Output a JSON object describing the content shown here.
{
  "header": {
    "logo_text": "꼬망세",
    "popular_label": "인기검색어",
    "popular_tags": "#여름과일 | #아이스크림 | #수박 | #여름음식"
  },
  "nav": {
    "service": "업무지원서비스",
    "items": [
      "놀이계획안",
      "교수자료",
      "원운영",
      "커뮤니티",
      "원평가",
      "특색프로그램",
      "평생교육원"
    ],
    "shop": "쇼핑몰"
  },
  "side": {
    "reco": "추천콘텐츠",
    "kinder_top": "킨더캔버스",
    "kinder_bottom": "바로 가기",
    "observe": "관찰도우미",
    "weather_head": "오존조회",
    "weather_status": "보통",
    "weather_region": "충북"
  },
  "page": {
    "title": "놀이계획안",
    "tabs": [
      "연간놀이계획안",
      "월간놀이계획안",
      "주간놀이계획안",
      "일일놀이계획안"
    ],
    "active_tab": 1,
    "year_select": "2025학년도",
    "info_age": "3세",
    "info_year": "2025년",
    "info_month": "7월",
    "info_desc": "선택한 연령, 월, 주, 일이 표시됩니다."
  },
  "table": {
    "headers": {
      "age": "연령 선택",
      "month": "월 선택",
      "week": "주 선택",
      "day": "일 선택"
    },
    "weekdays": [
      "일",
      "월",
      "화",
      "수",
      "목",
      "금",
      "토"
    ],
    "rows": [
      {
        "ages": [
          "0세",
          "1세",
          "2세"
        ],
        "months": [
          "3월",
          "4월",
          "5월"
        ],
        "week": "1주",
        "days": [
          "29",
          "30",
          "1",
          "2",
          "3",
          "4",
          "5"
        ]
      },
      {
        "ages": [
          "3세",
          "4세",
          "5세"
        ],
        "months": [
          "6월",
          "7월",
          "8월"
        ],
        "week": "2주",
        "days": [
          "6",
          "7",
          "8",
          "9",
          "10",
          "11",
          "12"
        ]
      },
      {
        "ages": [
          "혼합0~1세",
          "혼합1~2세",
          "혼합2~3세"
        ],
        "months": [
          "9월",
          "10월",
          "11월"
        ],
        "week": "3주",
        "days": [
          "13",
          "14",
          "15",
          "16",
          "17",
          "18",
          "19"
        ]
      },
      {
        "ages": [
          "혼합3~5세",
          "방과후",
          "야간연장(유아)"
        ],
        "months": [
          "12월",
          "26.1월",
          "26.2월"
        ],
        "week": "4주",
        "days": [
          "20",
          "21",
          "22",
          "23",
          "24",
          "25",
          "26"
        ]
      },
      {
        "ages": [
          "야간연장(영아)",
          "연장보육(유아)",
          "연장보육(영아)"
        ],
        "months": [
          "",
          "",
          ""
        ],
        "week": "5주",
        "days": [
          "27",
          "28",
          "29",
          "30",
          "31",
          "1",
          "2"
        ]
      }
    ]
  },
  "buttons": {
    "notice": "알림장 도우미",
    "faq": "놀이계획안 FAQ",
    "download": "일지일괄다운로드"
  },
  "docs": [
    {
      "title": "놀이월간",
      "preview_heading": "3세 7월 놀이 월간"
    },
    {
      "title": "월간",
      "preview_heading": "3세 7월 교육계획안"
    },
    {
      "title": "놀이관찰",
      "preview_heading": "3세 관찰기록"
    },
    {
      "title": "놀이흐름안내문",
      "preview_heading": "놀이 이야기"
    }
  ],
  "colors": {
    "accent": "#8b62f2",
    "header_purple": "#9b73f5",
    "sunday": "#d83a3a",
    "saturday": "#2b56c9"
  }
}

**What you have to do:** Reproduce every line above without error.

**Task result:**
Output a JSON object describing the content shown here.
{
  "header": {
    "logo_text": "꼬망세",
    "popular_label": "인기검색어",
    "popular_tags": "#여름과일 | #아이스크림 | #수박 | #여름음식"
  },
  "nav": {
    "service": "업무지원서비스",
    "items": [
      "놀이계획안",
      "교수자료",
      "원운영",
      "커뮤니티",
      "원평가",
      "특색프로그램",
      "평생교육원"
    ],
    "shop": "쇼핑몰"
  },
  "side": {
    "reco": "추천콘텐츠",
    "kinder_top": "킨더캔버스",
    "kinder_bottom": "바로 가기",
    "observe": "관찰도우미",
    "weather_head": "오존조회",
    "weather_status": "보통",
    "weather_region": "충북"
  },
  "page": {
    "title": "놀이계획안",
    "tabs": [
      "연간놀이계획안",
      "월간놀이계획안",
      "주간놀이계획안",
      "일일놀이계획안"
    ],
    "active_tab": 1,
    "year_select": "2025학년도",
    "info_age": "3세",
    "info_year": "2025년",
    "info_month": "7월",
    "info_desc": "선택한 연령, 월, 주, 일이 표시됩니다."
  },
  "table": {
    "headers": {
      "age": "연령 선택",
      "month": "월 선택",
      "week": "주 선택",
      "day": "일 선택"
    },
    "weekdays": [
      "일",
      "월",
      "화",
      "수",
      "목",
      "금",
      "토"
    ],
    "rows": [
      {
        "ages": [
          "0세",
          "1세",
          "2세"
        ],
        "months": [
          "3월",
          "4월",
          "5월"
        ],
        "week": "1주",
        "days": [
          "29",
          "30",
          "1",
          "2",
          "3",
          "4",
          "5"
        ]
      },
      {
        "ages": [
          "3세",
          "4세",
          "5세"
        ],
        "months": [
          "6월",
          "7월",
          "8월"
        ],
        "week": "2주",
        "days": [
          "6",
          "7",
          "8",
          "9",
          "10",
          "11",
          "12"
        ]
      },
      {
        "ages": [
          "혼합0~1세",
          "혼합1~2세",
          "혼합2~3세"
        ],
        "months": [
          "9월",
          "10월",
          "11월"
        ],
        "week": "3주",
        "days": [
          "13",
          "14",
          "15",
          "16",
          "17",
          "18",
          "19"
        ]
      },
      {
        "ages": [
          "혼합3~5세",
          "방과후",
          "야간연장(유아)"
        ],
        "months": [
          "12월",
          "26.1월",
          "26.2월"
        ],
        "week": "4주",
        "days": [
          "20",
          "21",
          "22",
          "23",
          "24",
          "25",
          "26"
        ]
      },
      {
        "ages": [
          "야간연장(영아)",
          "연장보육(유아)",
          "연장보육(영아)"
        ],
        "months": [
          "",
          "",
          ""
        ],
        "week": "5주",
        "days": [
          "27",
          "28",
          "29",
          "30",
          "31",
          "1",
          "2"
        ]
      }
    ]
  },
  "buttons": {
    "notice": "알림장 도우미",
    "faq": "놀이계획안 FAQ",
    "download": "일지일괄다운로드"
  },
  "docs": [
    {
      "title": "놀이월간",
      "preview_heading": "3세 7월 놀이 월간"
    },
    {
      "title": "월간",
      "preview_heading": "3세 7월 교육계획안"
    },
    {
      "title": "놀이관찰",
      "preview_heading": "3세 관찰기록"
    },
    {
      "title": "놀이흐름안내문",
      "preview_heading": "놀이 이야기"
    }
  ],
  "colors": {
    "accent": "#8b62f2",
    "header_purple": "#9b73f5",
    "sunday": "#d83a3a",
    "saturday": "#2b56c9"
  }
}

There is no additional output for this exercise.